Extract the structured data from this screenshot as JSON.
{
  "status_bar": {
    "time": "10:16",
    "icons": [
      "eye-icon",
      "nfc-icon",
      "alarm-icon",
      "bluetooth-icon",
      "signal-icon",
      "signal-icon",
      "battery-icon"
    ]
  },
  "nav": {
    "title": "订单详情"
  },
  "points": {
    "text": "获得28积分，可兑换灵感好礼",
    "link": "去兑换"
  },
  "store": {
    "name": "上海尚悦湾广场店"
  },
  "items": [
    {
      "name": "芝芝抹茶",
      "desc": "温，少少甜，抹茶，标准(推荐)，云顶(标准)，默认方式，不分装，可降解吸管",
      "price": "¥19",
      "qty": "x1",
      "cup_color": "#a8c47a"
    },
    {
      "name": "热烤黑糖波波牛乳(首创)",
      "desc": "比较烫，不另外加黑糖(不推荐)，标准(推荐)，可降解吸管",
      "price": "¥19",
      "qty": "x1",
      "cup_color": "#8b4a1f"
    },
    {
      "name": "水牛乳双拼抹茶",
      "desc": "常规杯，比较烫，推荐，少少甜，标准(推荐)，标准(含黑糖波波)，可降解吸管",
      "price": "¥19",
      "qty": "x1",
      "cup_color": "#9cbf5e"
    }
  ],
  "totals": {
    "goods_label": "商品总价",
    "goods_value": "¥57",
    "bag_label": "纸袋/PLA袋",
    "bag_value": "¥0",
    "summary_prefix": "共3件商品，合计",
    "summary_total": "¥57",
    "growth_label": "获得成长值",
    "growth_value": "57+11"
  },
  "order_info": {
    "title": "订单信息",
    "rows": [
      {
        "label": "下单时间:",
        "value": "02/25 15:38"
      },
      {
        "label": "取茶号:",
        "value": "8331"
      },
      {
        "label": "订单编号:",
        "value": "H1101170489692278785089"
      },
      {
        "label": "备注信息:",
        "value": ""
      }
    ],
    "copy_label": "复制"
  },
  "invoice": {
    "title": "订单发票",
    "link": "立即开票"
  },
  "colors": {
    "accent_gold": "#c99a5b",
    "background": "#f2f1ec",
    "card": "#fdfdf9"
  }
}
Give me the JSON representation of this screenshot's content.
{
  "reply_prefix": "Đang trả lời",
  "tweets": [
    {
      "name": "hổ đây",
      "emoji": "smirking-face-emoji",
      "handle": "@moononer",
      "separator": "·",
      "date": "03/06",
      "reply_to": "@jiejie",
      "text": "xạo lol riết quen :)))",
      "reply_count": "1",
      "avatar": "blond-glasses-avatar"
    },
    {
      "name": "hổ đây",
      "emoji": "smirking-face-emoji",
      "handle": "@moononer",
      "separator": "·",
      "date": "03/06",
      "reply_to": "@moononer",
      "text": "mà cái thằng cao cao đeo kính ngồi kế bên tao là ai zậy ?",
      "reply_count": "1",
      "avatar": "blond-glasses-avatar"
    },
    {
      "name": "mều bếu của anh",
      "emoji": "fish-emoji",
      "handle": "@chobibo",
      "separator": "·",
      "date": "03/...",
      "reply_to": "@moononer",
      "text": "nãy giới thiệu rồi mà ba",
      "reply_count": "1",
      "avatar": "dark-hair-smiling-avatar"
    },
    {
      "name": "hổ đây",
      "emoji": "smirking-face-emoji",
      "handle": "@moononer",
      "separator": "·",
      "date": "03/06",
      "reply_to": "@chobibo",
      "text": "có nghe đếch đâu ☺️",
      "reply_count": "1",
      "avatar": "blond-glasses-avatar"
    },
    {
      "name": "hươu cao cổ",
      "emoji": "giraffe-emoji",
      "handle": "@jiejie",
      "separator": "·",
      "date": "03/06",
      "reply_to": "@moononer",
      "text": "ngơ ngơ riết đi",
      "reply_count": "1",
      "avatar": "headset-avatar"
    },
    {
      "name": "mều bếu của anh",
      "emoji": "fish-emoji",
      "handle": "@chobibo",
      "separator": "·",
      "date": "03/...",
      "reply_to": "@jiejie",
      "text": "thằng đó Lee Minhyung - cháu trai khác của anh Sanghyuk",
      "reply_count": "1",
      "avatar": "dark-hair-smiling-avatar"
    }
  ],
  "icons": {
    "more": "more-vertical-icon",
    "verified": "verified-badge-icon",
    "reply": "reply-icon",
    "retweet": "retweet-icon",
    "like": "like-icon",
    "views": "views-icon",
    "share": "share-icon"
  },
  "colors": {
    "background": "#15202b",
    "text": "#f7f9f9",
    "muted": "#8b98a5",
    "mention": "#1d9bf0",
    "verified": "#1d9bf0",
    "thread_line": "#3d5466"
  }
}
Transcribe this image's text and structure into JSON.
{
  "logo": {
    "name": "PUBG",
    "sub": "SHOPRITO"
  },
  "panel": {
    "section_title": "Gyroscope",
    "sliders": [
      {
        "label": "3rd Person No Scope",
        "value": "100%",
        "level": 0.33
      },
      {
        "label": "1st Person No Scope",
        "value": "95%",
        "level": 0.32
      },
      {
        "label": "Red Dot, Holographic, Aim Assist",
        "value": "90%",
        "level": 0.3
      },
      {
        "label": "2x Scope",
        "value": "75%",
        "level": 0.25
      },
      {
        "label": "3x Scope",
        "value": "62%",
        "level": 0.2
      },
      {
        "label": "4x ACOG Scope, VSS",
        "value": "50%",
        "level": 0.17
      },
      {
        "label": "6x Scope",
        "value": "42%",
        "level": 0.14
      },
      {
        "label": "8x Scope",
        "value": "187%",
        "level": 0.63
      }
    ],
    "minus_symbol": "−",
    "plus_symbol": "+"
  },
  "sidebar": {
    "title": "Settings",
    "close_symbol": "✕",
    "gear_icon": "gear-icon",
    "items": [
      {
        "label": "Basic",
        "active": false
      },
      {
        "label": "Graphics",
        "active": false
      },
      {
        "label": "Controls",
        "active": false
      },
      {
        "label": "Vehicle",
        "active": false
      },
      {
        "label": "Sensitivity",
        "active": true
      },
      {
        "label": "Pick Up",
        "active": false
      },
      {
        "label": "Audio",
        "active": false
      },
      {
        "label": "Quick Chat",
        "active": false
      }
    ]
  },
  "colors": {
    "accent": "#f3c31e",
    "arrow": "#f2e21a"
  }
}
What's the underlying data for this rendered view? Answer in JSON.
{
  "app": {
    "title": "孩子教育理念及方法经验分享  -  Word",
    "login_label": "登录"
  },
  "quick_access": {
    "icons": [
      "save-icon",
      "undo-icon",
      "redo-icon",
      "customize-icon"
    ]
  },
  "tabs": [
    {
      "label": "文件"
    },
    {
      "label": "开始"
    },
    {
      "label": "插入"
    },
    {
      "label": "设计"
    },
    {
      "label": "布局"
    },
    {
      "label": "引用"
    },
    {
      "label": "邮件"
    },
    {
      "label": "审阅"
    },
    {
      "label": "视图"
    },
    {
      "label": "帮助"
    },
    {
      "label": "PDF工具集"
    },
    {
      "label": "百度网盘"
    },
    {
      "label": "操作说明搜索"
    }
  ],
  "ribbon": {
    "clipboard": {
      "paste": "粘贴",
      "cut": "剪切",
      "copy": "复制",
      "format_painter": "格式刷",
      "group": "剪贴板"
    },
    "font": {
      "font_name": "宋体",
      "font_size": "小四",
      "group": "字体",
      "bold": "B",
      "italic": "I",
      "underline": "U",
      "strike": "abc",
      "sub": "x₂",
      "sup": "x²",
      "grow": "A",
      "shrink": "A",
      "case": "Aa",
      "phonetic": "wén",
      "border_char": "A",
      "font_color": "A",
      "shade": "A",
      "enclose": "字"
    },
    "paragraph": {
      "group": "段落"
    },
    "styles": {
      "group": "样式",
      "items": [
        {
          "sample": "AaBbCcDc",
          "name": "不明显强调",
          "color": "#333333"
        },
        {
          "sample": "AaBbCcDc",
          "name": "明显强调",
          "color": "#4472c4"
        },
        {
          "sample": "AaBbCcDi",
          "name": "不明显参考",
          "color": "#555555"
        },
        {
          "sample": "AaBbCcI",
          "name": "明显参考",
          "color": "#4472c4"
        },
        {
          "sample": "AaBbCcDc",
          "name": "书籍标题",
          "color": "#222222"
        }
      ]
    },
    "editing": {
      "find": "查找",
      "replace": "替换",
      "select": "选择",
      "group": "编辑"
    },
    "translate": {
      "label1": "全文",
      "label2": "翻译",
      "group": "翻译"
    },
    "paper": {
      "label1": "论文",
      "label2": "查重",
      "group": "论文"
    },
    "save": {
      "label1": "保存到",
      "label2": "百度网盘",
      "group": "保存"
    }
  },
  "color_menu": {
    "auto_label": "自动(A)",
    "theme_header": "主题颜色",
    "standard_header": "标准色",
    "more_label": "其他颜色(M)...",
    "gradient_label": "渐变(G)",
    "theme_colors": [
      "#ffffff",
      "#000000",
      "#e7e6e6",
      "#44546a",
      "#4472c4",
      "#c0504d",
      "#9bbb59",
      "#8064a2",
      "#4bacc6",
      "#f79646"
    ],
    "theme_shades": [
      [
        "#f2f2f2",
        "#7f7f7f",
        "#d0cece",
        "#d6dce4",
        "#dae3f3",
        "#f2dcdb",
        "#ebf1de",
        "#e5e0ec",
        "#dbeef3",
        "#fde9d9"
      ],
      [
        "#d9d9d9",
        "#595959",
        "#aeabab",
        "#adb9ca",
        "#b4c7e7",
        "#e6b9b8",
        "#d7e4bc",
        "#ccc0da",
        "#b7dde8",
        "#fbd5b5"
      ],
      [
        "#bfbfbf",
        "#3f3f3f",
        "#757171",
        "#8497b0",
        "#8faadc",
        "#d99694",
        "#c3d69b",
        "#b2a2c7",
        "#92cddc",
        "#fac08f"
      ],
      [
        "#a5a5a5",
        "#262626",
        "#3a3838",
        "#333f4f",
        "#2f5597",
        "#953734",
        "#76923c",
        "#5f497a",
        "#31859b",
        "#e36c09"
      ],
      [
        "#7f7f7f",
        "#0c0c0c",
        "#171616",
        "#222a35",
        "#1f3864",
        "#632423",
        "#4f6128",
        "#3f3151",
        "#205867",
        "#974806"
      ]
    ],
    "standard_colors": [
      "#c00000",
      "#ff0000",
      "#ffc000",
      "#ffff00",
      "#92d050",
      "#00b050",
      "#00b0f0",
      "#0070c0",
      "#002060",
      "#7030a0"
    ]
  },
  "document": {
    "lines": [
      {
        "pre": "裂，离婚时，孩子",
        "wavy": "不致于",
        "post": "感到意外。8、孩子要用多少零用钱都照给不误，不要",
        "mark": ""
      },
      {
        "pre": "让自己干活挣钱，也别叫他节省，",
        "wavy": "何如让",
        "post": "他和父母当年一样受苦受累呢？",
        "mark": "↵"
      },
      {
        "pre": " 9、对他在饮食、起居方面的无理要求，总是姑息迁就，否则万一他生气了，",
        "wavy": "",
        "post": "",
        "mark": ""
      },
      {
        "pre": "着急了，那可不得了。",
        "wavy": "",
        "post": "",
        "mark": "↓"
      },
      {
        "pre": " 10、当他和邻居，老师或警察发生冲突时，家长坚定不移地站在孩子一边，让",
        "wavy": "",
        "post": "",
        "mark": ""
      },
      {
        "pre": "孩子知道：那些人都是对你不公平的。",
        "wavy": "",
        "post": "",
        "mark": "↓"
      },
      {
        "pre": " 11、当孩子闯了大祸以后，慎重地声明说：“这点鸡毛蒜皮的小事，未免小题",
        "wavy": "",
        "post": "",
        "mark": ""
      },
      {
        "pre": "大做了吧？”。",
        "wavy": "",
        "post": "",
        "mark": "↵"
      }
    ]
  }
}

§ **EXERCISE DIRECTIONS**
Look for "riết" and pull out every line that has it.

§ **EXERCISE ANSWER**
      "text": "xạo lol riết quen :)))",
      "text": "ngơ ngơ riết đi",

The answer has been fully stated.